## Stored data:
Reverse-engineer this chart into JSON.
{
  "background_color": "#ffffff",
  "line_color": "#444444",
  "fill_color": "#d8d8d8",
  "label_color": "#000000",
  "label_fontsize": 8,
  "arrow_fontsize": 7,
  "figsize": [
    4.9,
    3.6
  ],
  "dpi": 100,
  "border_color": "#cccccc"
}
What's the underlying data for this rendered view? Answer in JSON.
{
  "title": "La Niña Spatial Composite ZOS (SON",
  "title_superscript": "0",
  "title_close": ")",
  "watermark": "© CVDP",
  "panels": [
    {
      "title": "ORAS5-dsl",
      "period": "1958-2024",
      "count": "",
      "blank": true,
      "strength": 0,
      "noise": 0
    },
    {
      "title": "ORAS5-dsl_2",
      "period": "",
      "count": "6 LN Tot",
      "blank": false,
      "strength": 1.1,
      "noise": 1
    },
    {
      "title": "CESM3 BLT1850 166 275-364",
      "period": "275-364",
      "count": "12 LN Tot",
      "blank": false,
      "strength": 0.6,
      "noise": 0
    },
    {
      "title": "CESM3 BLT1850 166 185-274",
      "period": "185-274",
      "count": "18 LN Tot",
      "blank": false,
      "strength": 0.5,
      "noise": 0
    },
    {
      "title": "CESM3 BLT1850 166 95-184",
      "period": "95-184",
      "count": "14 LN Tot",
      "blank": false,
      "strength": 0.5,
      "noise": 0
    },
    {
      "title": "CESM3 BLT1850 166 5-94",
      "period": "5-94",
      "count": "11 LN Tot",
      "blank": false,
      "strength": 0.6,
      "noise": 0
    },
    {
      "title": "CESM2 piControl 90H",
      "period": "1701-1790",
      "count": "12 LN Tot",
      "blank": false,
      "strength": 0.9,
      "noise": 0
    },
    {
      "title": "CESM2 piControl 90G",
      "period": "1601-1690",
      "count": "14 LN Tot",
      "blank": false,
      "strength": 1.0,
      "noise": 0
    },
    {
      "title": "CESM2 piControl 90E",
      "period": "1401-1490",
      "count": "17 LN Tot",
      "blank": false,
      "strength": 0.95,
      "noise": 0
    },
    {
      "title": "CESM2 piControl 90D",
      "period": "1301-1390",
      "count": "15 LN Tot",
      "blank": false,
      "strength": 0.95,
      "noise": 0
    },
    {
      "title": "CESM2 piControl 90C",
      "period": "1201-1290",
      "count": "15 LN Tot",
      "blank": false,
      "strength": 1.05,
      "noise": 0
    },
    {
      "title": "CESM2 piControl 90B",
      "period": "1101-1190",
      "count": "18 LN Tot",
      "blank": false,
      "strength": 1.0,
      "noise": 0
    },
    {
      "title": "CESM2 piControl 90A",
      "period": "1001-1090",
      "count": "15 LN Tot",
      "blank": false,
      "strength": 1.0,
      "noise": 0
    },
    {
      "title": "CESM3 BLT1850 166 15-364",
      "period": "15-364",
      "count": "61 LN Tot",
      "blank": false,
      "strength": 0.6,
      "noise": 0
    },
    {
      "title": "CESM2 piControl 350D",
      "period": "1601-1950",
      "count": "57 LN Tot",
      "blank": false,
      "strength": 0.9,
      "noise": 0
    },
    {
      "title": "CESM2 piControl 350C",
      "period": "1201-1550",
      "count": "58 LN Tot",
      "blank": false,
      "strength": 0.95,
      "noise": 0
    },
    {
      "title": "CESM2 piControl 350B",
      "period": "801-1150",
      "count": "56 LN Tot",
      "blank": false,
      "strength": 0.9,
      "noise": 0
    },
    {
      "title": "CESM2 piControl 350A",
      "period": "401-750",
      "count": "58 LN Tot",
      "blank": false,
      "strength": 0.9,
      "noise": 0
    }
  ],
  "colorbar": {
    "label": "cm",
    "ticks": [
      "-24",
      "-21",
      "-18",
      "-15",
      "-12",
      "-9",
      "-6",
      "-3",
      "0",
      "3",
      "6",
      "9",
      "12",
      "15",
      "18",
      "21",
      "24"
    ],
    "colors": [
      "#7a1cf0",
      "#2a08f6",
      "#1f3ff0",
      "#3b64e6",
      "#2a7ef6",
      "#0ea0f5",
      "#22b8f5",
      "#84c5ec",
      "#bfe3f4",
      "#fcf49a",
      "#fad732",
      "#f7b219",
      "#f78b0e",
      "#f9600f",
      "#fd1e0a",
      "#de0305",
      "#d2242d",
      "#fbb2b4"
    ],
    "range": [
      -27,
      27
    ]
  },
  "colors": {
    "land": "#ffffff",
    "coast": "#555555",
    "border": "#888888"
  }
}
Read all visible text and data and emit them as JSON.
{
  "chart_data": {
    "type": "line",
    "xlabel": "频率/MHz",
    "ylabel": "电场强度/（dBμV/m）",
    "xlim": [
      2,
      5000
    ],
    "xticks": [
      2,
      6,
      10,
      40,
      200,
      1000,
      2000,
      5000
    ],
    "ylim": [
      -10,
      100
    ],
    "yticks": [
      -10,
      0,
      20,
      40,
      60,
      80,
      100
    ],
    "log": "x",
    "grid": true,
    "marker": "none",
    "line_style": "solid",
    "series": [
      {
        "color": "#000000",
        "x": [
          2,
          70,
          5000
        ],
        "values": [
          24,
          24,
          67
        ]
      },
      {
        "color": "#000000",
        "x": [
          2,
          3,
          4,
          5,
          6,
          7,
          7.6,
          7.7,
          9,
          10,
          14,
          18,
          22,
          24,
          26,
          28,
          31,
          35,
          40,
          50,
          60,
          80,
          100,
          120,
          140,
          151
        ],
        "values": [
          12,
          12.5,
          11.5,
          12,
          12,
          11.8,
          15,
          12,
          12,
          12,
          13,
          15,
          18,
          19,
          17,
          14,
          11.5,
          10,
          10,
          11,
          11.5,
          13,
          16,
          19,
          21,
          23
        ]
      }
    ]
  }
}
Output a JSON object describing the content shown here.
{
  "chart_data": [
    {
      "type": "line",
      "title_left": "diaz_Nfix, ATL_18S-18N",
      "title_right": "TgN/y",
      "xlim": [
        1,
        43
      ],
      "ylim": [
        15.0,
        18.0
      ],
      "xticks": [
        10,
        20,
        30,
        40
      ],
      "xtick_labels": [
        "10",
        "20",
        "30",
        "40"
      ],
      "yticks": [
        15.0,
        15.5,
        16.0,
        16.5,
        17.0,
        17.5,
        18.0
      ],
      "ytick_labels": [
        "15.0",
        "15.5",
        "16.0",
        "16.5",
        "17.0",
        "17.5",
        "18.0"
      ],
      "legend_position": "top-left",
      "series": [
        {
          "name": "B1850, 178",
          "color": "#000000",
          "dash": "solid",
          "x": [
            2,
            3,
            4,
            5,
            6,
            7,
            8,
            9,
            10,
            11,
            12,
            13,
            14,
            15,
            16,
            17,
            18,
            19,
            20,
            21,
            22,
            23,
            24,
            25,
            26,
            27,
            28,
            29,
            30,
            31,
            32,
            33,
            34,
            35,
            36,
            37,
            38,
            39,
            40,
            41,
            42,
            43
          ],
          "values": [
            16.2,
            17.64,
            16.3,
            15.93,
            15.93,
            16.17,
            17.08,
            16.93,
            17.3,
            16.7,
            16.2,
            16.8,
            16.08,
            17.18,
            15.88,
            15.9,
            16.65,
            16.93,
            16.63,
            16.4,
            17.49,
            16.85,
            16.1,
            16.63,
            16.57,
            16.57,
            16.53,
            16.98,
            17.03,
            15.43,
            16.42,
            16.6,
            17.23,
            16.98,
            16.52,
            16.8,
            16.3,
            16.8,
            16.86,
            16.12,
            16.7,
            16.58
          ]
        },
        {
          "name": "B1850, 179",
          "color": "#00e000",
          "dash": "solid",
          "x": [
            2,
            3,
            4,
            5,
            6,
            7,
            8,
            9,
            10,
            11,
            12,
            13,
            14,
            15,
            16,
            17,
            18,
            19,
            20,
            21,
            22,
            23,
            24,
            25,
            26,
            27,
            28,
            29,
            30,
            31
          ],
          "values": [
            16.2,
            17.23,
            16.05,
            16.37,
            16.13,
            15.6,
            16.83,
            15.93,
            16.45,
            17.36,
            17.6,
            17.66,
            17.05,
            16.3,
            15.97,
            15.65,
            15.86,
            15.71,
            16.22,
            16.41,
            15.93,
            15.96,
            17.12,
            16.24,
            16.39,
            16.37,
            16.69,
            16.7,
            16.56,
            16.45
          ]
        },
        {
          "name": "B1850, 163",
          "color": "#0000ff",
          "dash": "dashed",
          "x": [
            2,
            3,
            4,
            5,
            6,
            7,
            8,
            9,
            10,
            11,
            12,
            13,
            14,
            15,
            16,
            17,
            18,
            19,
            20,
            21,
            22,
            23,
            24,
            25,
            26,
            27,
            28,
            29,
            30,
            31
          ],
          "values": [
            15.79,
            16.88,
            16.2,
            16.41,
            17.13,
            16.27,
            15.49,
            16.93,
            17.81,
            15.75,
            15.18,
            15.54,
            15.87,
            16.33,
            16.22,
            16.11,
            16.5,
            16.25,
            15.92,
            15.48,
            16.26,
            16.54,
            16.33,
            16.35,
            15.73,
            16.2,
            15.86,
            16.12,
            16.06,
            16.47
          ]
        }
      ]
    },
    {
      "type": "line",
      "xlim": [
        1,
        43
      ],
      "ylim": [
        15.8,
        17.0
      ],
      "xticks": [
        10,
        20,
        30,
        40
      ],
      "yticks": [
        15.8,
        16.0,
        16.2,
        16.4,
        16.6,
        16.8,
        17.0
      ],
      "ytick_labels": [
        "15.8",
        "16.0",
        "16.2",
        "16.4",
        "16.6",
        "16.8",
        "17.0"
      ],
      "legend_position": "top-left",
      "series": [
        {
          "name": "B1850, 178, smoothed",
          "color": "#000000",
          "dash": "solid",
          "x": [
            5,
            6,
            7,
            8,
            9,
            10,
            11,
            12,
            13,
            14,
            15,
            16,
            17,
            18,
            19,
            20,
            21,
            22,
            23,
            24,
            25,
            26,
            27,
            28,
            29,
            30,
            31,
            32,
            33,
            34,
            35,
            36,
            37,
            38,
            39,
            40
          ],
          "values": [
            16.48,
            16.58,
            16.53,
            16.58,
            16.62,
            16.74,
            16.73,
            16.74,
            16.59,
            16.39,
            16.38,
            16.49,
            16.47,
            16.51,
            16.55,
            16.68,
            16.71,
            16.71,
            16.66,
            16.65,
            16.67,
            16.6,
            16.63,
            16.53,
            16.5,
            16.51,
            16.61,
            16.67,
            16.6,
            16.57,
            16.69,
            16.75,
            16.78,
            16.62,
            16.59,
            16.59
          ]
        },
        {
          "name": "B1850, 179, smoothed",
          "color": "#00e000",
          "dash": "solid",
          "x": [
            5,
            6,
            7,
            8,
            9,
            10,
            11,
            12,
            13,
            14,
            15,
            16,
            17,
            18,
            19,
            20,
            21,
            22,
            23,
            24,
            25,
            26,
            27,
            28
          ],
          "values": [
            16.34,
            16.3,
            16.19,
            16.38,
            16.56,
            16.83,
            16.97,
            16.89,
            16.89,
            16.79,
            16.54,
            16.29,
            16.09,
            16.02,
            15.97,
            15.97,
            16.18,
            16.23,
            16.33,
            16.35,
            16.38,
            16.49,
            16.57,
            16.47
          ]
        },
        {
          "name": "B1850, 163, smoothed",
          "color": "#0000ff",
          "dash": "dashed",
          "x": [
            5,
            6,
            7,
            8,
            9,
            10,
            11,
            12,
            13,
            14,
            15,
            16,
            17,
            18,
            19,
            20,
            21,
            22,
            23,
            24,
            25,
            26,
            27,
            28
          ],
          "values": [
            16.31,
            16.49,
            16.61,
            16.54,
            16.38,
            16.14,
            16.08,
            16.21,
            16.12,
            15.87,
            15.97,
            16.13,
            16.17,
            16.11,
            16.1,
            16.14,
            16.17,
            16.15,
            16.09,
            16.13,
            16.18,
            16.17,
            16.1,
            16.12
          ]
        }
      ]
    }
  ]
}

## Work to complete:
A line counts if it holds the word "smoothed". How many lines of the entries count? Give the number only.

## Output of the exercise:
3